▶ _WHAT TO WORK ON_: Give an exact copy of every line, leaving images out.

▶ _SOURCE RECORDS_:
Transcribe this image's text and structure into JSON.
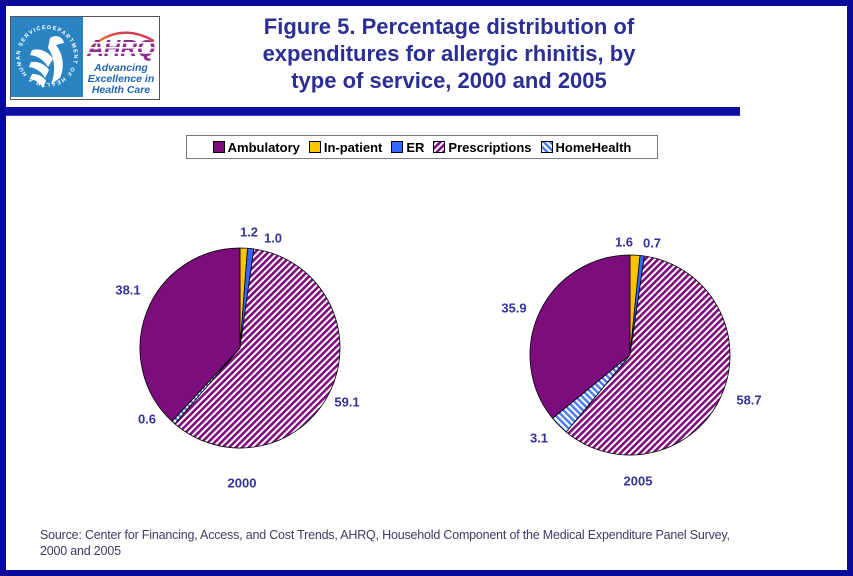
{
  "header": {
    "title_lines": [
      "Figure 5. Percentage distribution of",
      "expenditures for allergic rhinitis, by",
      "type of service, 2000 and 2005"
    ],
    "hhs_logo": {
      "circle_text": "DEPARTMENT OF HEALTH & HUMAN SERVICES • USA •"
    },
    "ahrq_logo": {
      "name": "AHRQ",
      "tagline_lines": [
        "Advancing",
        "Excellence in",
        "Health Care"
      ]
    }
  },
  "legend": {
    "items": [
      {
        "label": "Ambulatory",
        "swatch": "solid-purple"
      },
      {
        "label": "In-patient",
        "swatch": "solid-yellow"
      },
      {
        "label": "ER",
        "swatch": "solid-blue"
      },
      {
        "label": "Prescriptions",
        "swatch": "purple-diagonal-hatch"
      },
      {
        "label": "HomeHealth",
        "swatch": "blue-diagonal-hatch"
      }
    ]
  },
  "chart_data": [
    {
      "type": "pie",
      "title": "2000",
      "labels": [
        "Ambulatory",
        "In-patient",
        "ER",
        "Prescriptions",
        "HomeHealth"
      ],
      "values": [
        38.1,
        1.2,
        1.0,
        59.1,
        0.6
      ],
      "value_labels": [
        "38.1",
        "1.2",
        "1.0",
        "59.1",
        "0.6"
      ],
      "start_angle_deg": 0,
      "draw_order": [
        "In-patient",
        "ER",
        "Prescriptions",
        "HomeHealth",
        "Ambulatory"
      ],
      "legend_position": "top"
    },
    {
      "type": "pie",
      "title": "2005",
      "labels": [
        "Ambulatory",
        "In-patient",
        "ER",
        "Prescriptions",
        "HomeHealth"
      ],
      "values": [
        35.9,
        1.6,
        0.7,
        58.7,
        3.1
      ],
      "value_labels": [
        "35.9",
        "1.6",
        "0.7",
        "58.7",
        "3.1"
      ],
      "start_angle_deg": 0,
      "draw_order": [
        "In-patient",
        "ER",
        "Prescriptions",
        "HomeHealth",
        "Ambulatory"
      ],
      "legend_position": "top"
    }
  ],
  "footer": {
    "source_lines": [
      "Source: Center for Financing, Access, and Cost Trends, AHRQ, Household Component of the Medical Expenditure Panel Survey,",
      "2000 and 2005"
    ]
  },
  "colors": {
    "ambulatory": "#7d0c7d",
    "in_patient": "#ffc400",
    "er": "#3366ff",
    "prescriptions_stripe": "#7d0c7d",
    "homehealth_stripe": "#4a7cf0",
    "title_navy": "#2b2e94",
    "label_navy": "#333399",
    "frame_navy": "#0a0a99"
  }
}
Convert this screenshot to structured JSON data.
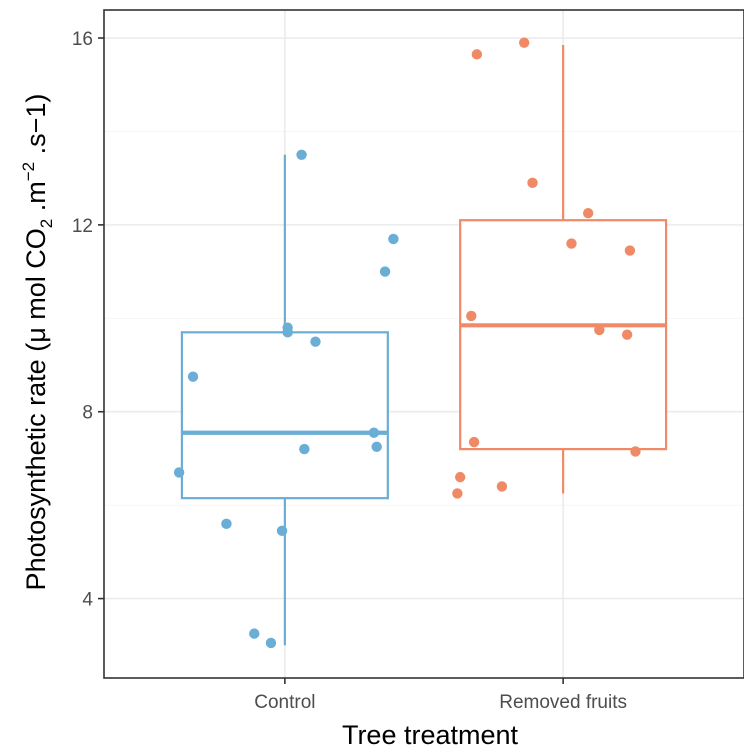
{
  "chart_data": {
    "type": "box",
    "xlabel": "Tree treatment",
    "ylabel": {
      "main": "Photosynthetic rate (",
      "mu": "μ",
      "mol": " mol CO",
      "sub2": "2",
      "m": " .m",
      "supneg2": "−2",
      "s": " .s",
      "minus1": "−1",
      "close": ")"
    },
    "ylim": [
      2.3,
      16.6
    ],
    "yticks": [
      4,
      8,
      12,
      16
    ],
    "ytick_labels": [
      "4",
      "8",
      "12",
      "16"
    ],
    "grid": true,
    "categories": [
      "Control",
      "Removed fruits"
    ],
    "colors": [
      "#6aaed6",
      "#f08a66"
    ],
    "boxes": [
      {
        "q1": 6.15,
        "median": 7.55,
        "q3": 9.7,
        "whisker_low": 3.0,
        "whisker_high": 13.5
      },
      {
        "q1": 7.2,
        "median": 9.85,
        "q3": 12.1,
        "whisker_low": 6.25,
        "whisker_high": 15.85
      }
    ],
    "points": [
      [
        {
          "x": -0.38,
          "y": 6.7
        },
        {
          "x": -0.33,
          "y": 8.75
        },
        {
          "x": -0.21,
          "y": 5.6
        },
        {
          "x": -0.11,
          "y": 3.25
        },
        {
          "x": -0.05,
          "y": 3.05
        },
        {
          "x": -0.01,
          "y": 5.45
        },
        {
          "x": 0.01,
          "y": 9.8
        },
        {
          "x": 0.01,
          "y": 9.7
        },
        {
          "x": 0.06,
          "y": 13.5
        },
        {
          "x": 0.07,
          "y": 7.2
        },
        {
          "x": 0.11,
          "y": 9.5
        },
        {
          "x": 0.32,
          "y": 7.55
        },
        {
          "x": 0.33,
          "y": 7.25
        },
        {
          "x": 0.36,
          "y": 11.0
        },
        {
          "x": 0.39,
          "y": 11.7
        }
      ],
      [
        {
          "x": -0.38,
          "y": 6.25
        },
        {
          "x": -0.37,
          "y": 6.6
        },
        {
          "x": -0.33,
          "y": 10.05
        },
        {
          "x": -0.32,
          "y": 7.35
        },
        {
          "x": -0.31,
          "y": 15.65
        },
        {
          "x": -0.22,
          "y": 6.4
        },
        {
          "x": -0.14,
          "y": 15.9
        },
        {
          "x": -0.11,
          "y": 12.9
        },
        {
          "x": 0.03,
          "y": 11.6
        },
        {
          "x": 0.09,
          "y": 12.25
        },
        {
          "x": 0.13,
          "y": 9.75
        },
        {
          "x": 0.23,
          "y": 9.65
        },
        {
          "x": 0.24,
          "y": 11.45
        },
        {
          "x": 0.26,
          "y": 7.15
        }
      ]
    ]
  }
}
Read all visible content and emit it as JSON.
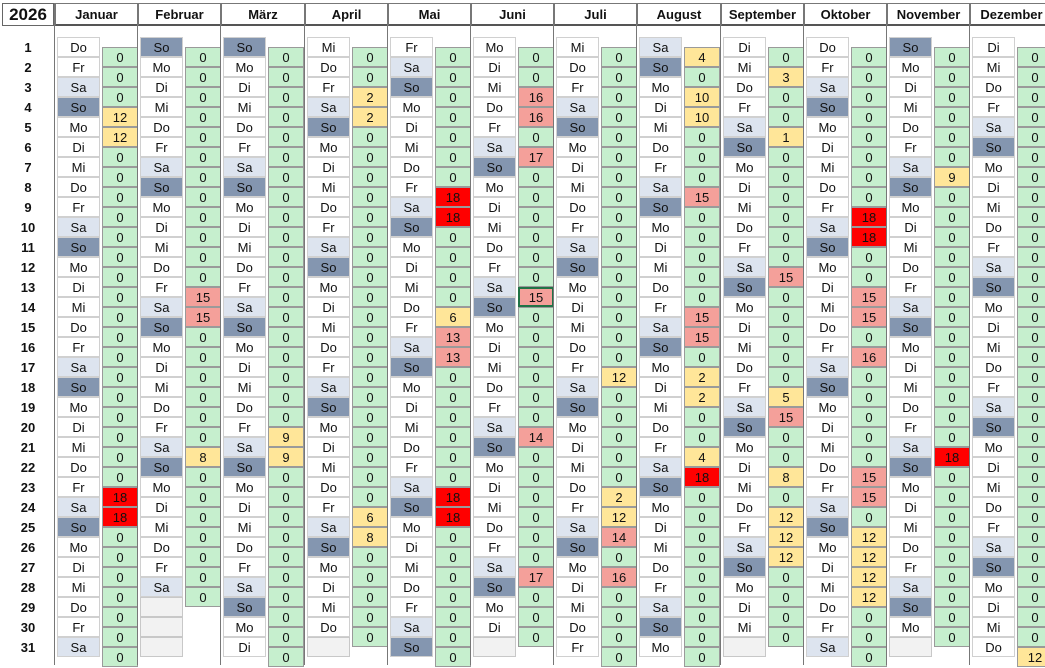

▶ _OUTPUT BELOW_:
Transcribe this image's text and structure into JSON.
{
  "header": {
    "title_lines": [
      "Figure 5. Percentage distribution of",
      "expenditures for allergic rhinitis, by",
      "type of service, 2000 and 2005"
    ],
    "hhs_logo": {
      "circle_text": "DEPARTMENT OF HEALTH & HUMAN SERVICES • USA •"
    },
    "ahrq_logo": {
      "name": "AHRQ",
      "tagline_lines": [
        "Advancing",
        "Excellence in",
        "Health Care"
      ]
    }
  },
  "legend": {
    "items": [
      {
        "label": "Ambulatory",
        "swatch": "solid-purple"
      },
      {
        "label": "In-patient",
        "swatch": "solid-yellow"
      },
      {
        "label": "ER",
        "swatch": "solid-blue"
      },
      {
        "label": "Prescriptions",
        "swatch": "purple-diagonal-hatch"
      },
      {
        "label": "HomeHealth",
        "swatch": "blue-diagonal-hatch"
      }
    ]
  },
  "chart_data": [
    {
      "type": "pie",
      "title": "2000",
      "labels": [
        "Ambulatory",
        "In-patient",
        "ER",
        "Prescriptions",
        "HomeHealth"
      ],
      "values": [
        38.1,
        1.2,
        1.0,
        59.1,
        0.6
      ],
      "value_labels": [
        "38.1",
        "1.2",
        "1.0",
        "59.1",
        "0.6"
      ],
      "start_angle_deg": 0,
      "draw_order": [
        "In-patient",
        "ER",
        "Prescriptions",
        "HomeHealth",
        "Ambulatory"
      ],
      "legend_position": "top"
    },
    {
      "type": "pie",
      "title": "2005",
      "labels": [
        "Ambulatory",
        "In-patient",
        "ER",
        "Prescriptions",
        "HomeHealth"
      ],
      "values": [
        35.9,
        1.6,
        0.7,
        58.7,
        3.1
      ],
      "value_labels": [
        "35.9",
        "1.6",
        "0.7",
        "58.7",
        "3.1"
      ],
      "start_angle_deg": 0,
      "draw_order": [
        "In-patient",
        "ER",
        "Prescriptions",
        "HomeHealth",
        "Ambulatory"
      ],
      "legend_position": "top"
    }
  ],
  "footer": {
    "source_lines": [
      "Source: Center for Financing, Access, and Cost Trends, AHRQ, Household Component of the Medical Expenditure Panel Survey,",
      "2000 and 2005"
    ]
  },
  "colors": {
    "ambulatory": "#7d0c7d",
    "in_patient": "#ffc400",
    "er": "#3366ff",
    "prescriptions_stripe": "#7d0c7d",
    "homehealth_stripe": "#4a7cf0",
    "title_navy": "#2b2e94",
    "label_navy": "#333399",
    "frame_navy": "#0a0a99"
  }
}
Convert this screenshot to structured JSON data.
{
  "chart_data": {
    "type": "box",
    "xlabel": "Tree treatment",
    "ylabel": {
      "main": "Photosynthetic rate (",
      "mu": "μ",
      "mol": " mol CO",
      "sub2": "2",
      "m": " .m",
      "supneg2": "−2",
      "s": " .s",
      "minus1": "−1",
      "close": ")"
    },
    "ylim": [
      2.3,
      16.6
    ],
    "yticks": [
      4,
      8,
      12,
      16
    ],
    "ytick_labels": [
      "4",
      "8",
      "12",
      "16"
    ],
    "grid": true,
    "categories": [
      "Control",
      "Removed fruits"
    ],
    "colors": [
      "#6aaed6",
      "#f08a66"
    ],
    "boxes": [
      {
        "q1": 6.15,
        "median": 7.55,
        "q3": 9.7,
        "whisker_low": 3.0,
        "whisker_high": 13.5
      },
      {
        "q1": 7.2,
        "median": 9.85,
        "q3": 12.1,
        "whisker_low": 6.25,
        "whisker_high": 15.85
      }
    ],
    "points": [
      [
        {
          "x": -0.38,
          "y": 6.7
        },
        {
          "x": -0.33,
          "y": 8.75
        },
        {
          "x": -0.21,
          "y": 5.6
        },
        {
          "x": -0.11,
          "y": 3.25
        },
        {
          "x": -0.05,
          "y": 3.05
        },
        {
          "x": -0.01,
          "y": 5.45
        },
        {
          "x": 0.01,
          "y": 9.8
        },
        {
          "x": 0.01,
          "y": 9.7
        },
        {
          "x": 0.06,
          "y": 13.5
        },
        {
          "x": 0.07,
          "y": 7.2
        },
        {
          "x": 0.11,
          "y": 9.5
        },
        {
          "x": 0.32,
          "y": 7.55
        },
        {
          "x": 0.33,
          "y": 7.25
        },
        {
          "x": 0.36,
          "y": 11.0
        },
        {
          "x": 0.39,
          "y": 11.7
        }
      ],
      [
        {
          "x": -0.38,
          "y": 6.25
        },
        {
          "x": -0.37,
          "y": 6.6
        },
        {
          "x": -0.33,
          "y": 10.05
        },
        {
          "x": -0.32,
          "y": 7.35
        },
        {
          "x": -0.31,
          "y": 15.65
        },
        {
          "x": -0.22,
          "y": 6.4
        },
        {
          "x": -0.14,
          "y": 15.9
        },
        {
          "x": -0.11,
          "y": 12.9
        },
        {
          "x": 0.03,
          "y": 11.6
        },
        {
          "x": 0.09,
          "y": 12.25
        },
        {
          "x": 0.13,
          "y": 9.75
        },
        {
          "x": 0.23,
          "y": 9.65
        },
        {
          "x": 0.24,
          "y": 11.45
        },
        {
          "x": 0.26,
          "y": 7.15
        }
      ]
    ]
  }
}
Read all visible content and emit it as JSON.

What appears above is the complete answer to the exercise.